■ **THE TASK**
Repeat the listing in full, exactly as it stands.

■ **DATA SUPPLIED**
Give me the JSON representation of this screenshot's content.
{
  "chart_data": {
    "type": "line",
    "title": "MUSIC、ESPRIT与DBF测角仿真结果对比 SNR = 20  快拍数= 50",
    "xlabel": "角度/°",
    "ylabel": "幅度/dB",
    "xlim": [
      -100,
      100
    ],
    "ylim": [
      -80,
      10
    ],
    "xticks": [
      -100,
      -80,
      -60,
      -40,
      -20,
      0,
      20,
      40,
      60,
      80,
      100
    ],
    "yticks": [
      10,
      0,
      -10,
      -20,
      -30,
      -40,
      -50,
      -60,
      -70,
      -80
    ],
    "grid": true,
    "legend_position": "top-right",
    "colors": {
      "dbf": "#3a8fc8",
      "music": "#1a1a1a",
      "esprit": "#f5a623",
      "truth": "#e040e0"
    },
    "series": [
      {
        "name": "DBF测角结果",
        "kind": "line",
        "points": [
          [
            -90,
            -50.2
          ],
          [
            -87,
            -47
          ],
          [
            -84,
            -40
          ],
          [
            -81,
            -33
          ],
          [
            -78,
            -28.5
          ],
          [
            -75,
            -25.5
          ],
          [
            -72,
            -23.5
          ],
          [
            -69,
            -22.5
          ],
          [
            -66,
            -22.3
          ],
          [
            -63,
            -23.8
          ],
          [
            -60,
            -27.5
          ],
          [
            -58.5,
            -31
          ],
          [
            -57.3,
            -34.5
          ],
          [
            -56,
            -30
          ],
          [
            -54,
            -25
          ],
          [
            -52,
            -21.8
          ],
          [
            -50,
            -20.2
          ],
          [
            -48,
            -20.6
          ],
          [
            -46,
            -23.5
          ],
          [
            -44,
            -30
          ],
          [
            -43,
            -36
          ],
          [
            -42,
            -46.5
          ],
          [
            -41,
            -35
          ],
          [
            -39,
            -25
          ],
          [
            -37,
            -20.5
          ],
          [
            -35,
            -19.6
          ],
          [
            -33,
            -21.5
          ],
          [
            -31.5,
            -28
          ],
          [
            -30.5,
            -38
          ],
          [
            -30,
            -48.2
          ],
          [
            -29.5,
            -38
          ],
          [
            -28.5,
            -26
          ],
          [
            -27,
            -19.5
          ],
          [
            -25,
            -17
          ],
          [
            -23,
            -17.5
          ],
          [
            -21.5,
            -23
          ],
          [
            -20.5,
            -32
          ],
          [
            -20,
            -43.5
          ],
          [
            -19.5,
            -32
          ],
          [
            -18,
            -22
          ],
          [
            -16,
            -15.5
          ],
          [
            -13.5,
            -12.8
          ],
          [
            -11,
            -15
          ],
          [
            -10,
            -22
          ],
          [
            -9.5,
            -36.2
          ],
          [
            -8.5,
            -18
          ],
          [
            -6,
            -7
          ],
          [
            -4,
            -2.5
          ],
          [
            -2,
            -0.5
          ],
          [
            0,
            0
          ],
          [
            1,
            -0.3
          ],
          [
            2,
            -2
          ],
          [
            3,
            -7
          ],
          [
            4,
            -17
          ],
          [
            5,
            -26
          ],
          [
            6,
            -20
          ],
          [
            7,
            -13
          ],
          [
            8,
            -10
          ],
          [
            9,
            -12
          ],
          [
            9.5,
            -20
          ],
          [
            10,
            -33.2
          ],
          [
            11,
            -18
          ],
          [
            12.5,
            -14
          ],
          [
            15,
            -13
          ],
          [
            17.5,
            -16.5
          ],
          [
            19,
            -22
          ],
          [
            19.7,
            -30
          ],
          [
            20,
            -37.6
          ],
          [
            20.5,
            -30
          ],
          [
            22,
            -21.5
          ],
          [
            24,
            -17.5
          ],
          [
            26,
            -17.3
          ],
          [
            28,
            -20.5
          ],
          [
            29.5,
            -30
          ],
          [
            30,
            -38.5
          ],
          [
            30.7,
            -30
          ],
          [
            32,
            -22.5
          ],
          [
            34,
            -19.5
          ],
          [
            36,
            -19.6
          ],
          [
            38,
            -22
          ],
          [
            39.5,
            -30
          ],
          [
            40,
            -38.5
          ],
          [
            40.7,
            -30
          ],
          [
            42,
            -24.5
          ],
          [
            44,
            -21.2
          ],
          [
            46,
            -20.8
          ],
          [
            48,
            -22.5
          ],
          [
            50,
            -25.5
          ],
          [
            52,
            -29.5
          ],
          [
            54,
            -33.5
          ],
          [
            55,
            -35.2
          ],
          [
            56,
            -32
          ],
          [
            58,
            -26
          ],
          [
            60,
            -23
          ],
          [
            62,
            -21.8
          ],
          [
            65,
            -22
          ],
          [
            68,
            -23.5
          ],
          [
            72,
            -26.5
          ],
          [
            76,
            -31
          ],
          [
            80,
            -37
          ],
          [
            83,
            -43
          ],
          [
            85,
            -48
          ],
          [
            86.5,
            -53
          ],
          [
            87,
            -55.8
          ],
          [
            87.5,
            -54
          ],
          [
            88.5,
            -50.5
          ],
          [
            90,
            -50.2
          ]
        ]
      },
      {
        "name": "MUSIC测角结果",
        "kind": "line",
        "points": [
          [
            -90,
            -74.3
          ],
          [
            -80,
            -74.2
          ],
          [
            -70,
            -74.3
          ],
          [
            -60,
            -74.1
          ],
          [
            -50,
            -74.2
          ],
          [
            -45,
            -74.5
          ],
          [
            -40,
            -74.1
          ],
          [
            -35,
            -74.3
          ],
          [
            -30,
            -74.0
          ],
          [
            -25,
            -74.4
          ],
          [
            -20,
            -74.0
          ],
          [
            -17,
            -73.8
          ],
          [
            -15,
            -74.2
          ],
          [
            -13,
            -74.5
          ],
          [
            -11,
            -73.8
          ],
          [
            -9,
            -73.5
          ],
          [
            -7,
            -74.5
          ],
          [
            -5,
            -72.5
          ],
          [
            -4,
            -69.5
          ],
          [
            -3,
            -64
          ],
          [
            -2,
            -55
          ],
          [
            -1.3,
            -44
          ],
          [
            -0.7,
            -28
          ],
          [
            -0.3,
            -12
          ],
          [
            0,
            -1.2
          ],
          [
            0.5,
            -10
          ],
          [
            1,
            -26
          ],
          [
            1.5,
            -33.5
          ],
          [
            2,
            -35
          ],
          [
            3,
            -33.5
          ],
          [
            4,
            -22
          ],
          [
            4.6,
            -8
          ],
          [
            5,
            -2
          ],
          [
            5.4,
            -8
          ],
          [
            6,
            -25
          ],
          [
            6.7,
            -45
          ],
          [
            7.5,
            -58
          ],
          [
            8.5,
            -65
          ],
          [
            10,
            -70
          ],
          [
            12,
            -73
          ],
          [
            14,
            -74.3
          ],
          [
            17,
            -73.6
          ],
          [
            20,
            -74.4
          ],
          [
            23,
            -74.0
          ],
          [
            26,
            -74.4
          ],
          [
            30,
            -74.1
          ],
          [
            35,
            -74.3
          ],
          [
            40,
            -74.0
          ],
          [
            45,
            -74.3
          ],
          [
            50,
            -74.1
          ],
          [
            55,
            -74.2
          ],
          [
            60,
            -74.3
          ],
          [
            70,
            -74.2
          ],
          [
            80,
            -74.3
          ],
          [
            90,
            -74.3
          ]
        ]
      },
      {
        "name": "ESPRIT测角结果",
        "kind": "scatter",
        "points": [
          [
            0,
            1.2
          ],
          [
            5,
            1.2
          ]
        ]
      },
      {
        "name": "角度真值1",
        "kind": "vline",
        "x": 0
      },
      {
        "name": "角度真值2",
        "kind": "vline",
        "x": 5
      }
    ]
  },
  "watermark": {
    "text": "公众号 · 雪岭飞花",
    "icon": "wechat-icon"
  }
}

■ **FINAL ANSWER**
Give me the JSON representation of this screenshot's content.
{
  "chart_data": {
    "type": "line",
    "title": "MUSIC、ESPRIT与DBF测角仿真结果对比 SNR = 20  快拍数= 50",
    "xlabel": "角度/°",
    "ylabel": "幅度/dB",
    "xlim": [
      -100,
      100
    ],
    "ylim": [
      -80,
      10
    ],
    "xticks": [
      -100,
      -80,
      -60,
      -40,
      -20,
      0,
      20,
      40,
      60,
      80,
      100
    ],
    "yticks": [
      10,
      0,
      -10,
      -20,
      -30,
      -40,
      -50,
      -60,
      -70,
      -80
    ],
    "grid": true,
    "legend_position": "top-right",
    "colors": {
      "dbf": "#3a8fc8",
      "music": "#1a1a1a",
      "esprit": "#f5a623",
      "truth": "#e040e0"
    },
    "series": [
      {
        "name": "DBF测角结果",
        "kind": "line",
        "points": [
          [
            -90,
            -50.2
          ],
          [
            -87,
            -47
          ],
          [
            -84,
            -40
          ],
          [
            -81,
            -33
          ],
          [
            -78,
            -28.5
          ],
          [
            -75,
            -25.5
          ],
          [
            -72,
            -23.5
          ],
          [
            -69,
            -22.5
          ],
          [
            -66,
            -22.3
          ],
          [
            -63,
            -23.8
          ],
          [
            -60,
            -27.5
          ],
          [
            -58.5,
            -31
          ],
          [
            -57.3,
            -34.5
          ],
          [
            -56,
            -30
          ],
          [
            -54,
            -25
          ],
          [
            -52,
            -21.8
          ],
          [
            -50,
            -20.2
          ],
          [
            -48,
            -20.6
          ],
          [
            -46,
            -23.5
          ],
          [
            -44,
            -30
          ],
          [
            -43,
            -36
          ],
          [
            -42,
            -46.5
          ],
          [
            -41,
            -35
          ],
          [
            -39,
            -25
          ],
          [
            -37,
            -20.5
          ],
          [
            -35,
            -19.6
          ],
          [
            -33,
            -21.5
          ],
          [
            -31.5,
            -28
          ],
          [
            -30.5,
            -38
          ],
          [
            -30,
            -48.2
          ],
          [
            -29.5,
            -38
          ],
          [
            -28.5,
            -26
          ],
          [
            -27,
            -19.5
          ],
          [
            -25,
            -17
          ],
          [
            -23,
            -17.5
          ],
          [
            -21.5,
            -23
          ],
          [
            -20.5,
            -32
          ],
          [
            -20,
            -43.5
          ],
          [
            -19.5,
            -32
          ],
          [
            -18,
            -22
          ],
          [
            -16,
            -15.5
          ],
          [
            -13.5,
            -12.8
          ],
          [
            -11,
            -15
          ],
          [
            -10,
            -22
          ],
          [
            -9.5,
            -36.2
          ],
          [
            -8.5,
            -18
          ],
          [
            -6,
            -7
          ],
          [
            -4,
            -2.5
          ],
          [
            -2,
            -0.5
          ],
          [
            0,
            0
          ],
          [
            1,
            -0.3
          ],
          [
            2,
            -2
          ],
          [
            3,
            -7
          ],
          [
            4,
            -17
          ],
          [
            5,
            -26
          ],
          [
            6,
            -20
          ],
          [
            7,
            -13
          ],
          [
            8,
            -10
          ],
          [
            9,
            -12
          ],
          [
            9.5,
            -20
          ],
          [
            10,
            -33.2
          ],
          [
            11,
            -18
          ],
          [
            12.5,
            -14
          ],
          [
            15,
            -13
          ],
          [
            17.5,
            -16.5
          ],
          [
            19,
            -22
          ],
          [
            19.7,
            -30
          ],
          [
            20,
            -37.6
          ],
          [
            20.5,
            -30
          ],
          [
            22,
            -21.5
          ],
          [
            24,
            -17.5
          ],
          [
            26,
            -17.3
          ],
          [
            28,
            -20.5
          ],
          [
            29.5,
            -30
          ],
          [
            30,
            -38.5
          ],
          [
            30.7,
            -30
          ],
          [
            32,
            -22.5
          ],
          [
            34,
            -19.5
          ],
          [
            36,
            -19.6
          ],
          [
            38,
            -22
          ],
          [
            39.5,
            -30
          ],
          [
            40,
            -38.5
          ],
          [
            40.7,
            -30
          ],
          [
            42,
            -24.5
          ],
          [
            44,
            -21.2
          ],
          [
            46,
            -20.8
          ],
          [
            48,
            -22.5
          ],
          [
            50,
            -25.5
          ],
          [
            52,
            -29.5
          ],
          [
            54,
            -33.5
          ],
          [
            55,
            -35.2
          ],
          [
            56,
            -32
          ],
          [
            58,
            -26
          ],
          [
            60,
            -23
          ],
          [
            62,
            -21.8
          ],
          [
            65,
            -22
          ],
          [
            68,
            -23.5
          ],
          [
            72,
            -26.5
          ],
          [
            76,
            -31
          ],
          [
            80,
            -37
          ],
          [
            83,
            -43
          ],
          [
            85,
            -48
          ],
          [
            86.5,
            -53
          ],
          [
            87,
            -55.8
          ],
          [
            87.5,
            -54
          ],
          [
            88.5,
            -50.5
          ],
          [
            90,
            -50.2
          ]
        ]
      },
      {
        "name": "MUSIC测角结果",
        "kind": "line",
        "points": [
          [
            -90,
            -74.3
          ],
          [
            -80,
            -74.2
          ],
          [
            -70,
            -74.3
          ],
          [
            -60,
            -74.1
          ],
          [
            -50,
            -74.2
          ],
          [
            -45,
            -74.5
          ],
          [
            -40,
            -74.1
          ],
          [
            -35,
            -74.3
          ],
          [
            -30,
            -74.0
          ],
          [
            -25,
            -74.4
          ],
          [
            -20,
            -74.0
          ],
          [
            -17,
            -73.8
          ],
          [
            -15,
            -74.2
          ],
          [
            -13,
            -74.5
          ],
          [
            -11,
            -73.8
          ],
          [
            -9,
            -73.5
          ],
          [
            -7,
            -74.5
          ],
          [
            -5,
            -72.5
          ],
          [
            -4,
            -69.5
          ],
          [
            -3,
            -64
          ],
          [
            -2,
            -55
          ],
          [
            -1.3,
            -44
          ],
          [
            -0.7,
            -28
          ],
          [
            -0.3,
            -12
          ],
          [
            0,
            -1.2
          ],
          [
            0.5,
            -10
          ],
          [
            1,
            -26
          ],
          [
            1.5,
            -33.5
          ],
          [
            2,
            -35
          ],
          [
            3,
            -33.5
          ],
          [
            4,
            -22
          ],
          [
            4.6,
            -8
          ],
          [
            5,
            -2
          ],
          [
            5.4,
            -8
          ],
          [
            6,
            -25
          ],
          [
            6.7,
            -45
          ],
          [
            7.5,
            -58
          ],
          [
            8.5,
            -65
          ],
          [
            10,
            -70
          ],
          [
            12,
            -73
          ],
          [
            14,
            -74.3
          ],
          [
            17,
            -73.6
          ],
          [
            20,
            -74.4
          ],
          [
            23,
            -74.0
          ],
          [
            26,
            -74.4
          ],
          [
            30,
            -74.1
          ],
          [
            35,
            -74.3
          ],
          [
            40,
            -74.0
          ],
          [
            45,
            -74.3
          ],
          [
            50,
            -74.1
          ],
          [
            55,
            -74.2
          ],
          [
            60,
            -74.3
          ],
          [
            70,
            -74.2
          ],
          [
            80,
            -74.3
          ],
          [
            90,
            -74.3
          ]
        ]
      },
      {
        "name": "ESPRIT测角结果",
        "kind": "scatter",
        "points": [
          [
            0,
            1.2
          ],
          [
            5,
            1.2
          ]
        ]
      },
      {
        "name": "角度真值1",
        "kind": "vline",
        "x": 0
      },
      {
        "name": "角度真值2",
        "kind": "vline",
        "x": 5
      }
    ]
  },
  "watermark": {
    "text": "公众号 · 雪岭飞花",
    "icon": "wechat-icon"
  }
}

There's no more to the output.